- [Given data]
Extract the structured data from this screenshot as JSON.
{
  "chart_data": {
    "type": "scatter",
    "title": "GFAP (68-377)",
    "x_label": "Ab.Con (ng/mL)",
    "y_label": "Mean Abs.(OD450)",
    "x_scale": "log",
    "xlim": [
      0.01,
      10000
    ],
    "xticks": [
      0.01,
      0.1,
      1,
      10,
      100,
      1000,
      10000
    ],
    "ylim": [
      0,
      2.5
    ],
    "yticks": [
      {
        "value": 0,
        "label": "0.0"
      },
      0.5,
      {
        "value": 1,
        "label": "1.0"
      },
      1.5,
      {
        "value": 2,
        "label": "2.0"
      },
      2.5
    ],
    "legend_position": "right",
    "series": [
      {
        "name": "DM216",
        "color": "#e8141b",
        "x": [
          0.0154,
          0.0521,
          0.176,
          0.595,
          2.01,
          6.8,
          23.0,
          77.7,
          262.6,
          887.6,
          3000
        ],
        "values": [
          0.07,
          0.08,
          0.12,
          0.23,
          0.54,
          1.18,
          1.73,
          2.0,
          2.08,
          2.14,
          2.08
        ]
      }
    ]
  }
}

==

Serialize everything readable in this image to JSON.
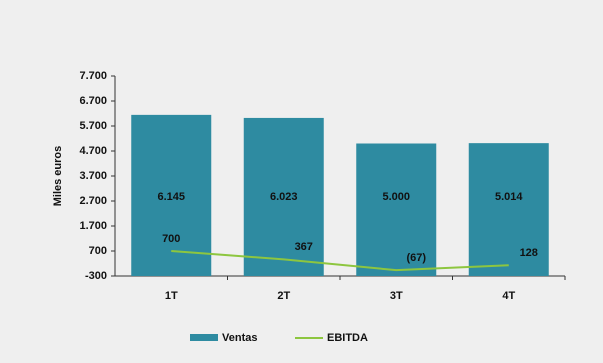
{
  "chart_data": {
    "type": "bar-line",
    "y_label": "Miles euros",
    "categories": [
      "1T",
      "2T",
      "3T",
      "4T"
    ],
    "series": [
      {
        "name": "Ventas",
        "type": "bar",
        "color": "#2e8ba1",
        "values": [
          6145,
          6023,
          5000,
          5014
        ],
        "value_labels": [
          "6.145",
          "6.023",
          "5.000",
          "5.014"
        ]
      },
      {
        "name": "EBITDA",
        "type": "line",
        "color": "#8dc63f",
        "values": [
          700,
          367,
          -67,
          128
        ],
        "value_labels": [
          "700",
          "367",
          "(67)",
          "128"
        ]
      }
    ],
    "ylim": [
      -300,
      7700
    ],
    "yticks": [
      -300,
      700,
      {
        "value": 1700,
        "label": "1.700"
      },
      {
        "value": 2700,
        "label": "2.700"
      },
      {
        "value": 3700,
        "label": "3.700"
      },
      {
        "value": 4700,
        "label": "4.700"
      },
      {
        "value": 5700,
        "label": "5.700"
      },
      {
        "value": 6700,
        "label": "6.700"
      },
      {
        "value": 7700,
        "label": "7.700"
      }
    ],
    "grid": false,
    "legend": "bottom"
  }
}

- [Objective] Pick out every line holding the string "JSON" and return it.

- [Result for this exercise]
Extract the structured data from this screenshot as JSON.
Serialize everything readable in this image to JSON.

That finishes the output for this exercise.